• **Work to do**: Report, as a bare number, how many lines of the material below contain the word "https".

## begin

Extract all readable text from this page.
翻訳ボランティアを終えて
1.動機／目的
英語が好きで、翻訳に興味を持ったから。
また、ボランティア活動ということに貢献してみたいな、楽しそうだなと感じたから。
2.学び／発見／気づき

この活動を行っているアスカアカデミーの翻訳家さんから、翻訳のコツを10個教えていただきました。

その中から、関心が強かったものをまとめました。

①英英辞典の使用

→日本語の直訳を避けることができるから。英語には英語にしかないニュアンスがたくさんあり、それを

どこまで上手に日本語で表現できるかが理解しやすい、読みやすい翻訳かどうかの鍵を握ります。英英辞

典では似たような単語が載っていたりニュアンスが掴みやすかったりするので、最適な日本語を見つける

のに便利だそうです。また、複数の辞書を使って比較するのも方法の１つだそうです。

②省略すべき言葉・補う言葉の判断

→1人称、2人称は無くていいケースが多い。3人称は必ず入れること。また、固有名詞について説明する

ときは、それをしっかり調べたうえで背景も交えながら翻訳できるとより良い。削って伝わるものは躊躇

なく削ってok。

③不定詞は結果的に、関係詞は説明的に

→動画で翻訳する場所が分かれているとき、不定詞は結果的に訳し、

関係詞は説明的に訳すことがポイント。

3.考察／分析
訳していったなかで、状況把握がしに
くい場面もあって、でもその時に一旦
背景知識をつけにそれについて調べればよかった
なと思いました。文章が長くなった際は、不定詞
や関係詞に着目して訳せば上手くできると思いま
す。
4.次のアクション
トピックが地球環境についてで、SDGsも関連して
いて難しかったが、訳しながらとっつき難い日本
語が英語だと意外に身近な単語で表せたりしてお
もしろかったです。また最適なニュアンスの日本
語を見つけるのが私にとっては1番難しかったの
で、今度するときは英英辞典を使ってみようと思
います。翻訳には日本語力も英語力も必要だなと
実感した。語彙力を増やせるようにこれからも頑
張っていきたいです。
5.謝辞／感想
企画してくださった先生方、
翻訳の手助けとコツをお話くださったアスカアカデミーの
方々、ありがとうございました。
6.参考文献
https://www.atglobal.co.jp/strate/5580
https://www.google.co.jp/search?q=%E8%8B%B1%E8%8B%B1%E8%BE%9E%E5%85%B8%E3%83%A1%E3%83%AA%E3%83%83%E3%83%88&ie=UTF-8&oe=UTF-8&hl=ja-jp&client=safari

## end

• **Answer for this exercise**: 2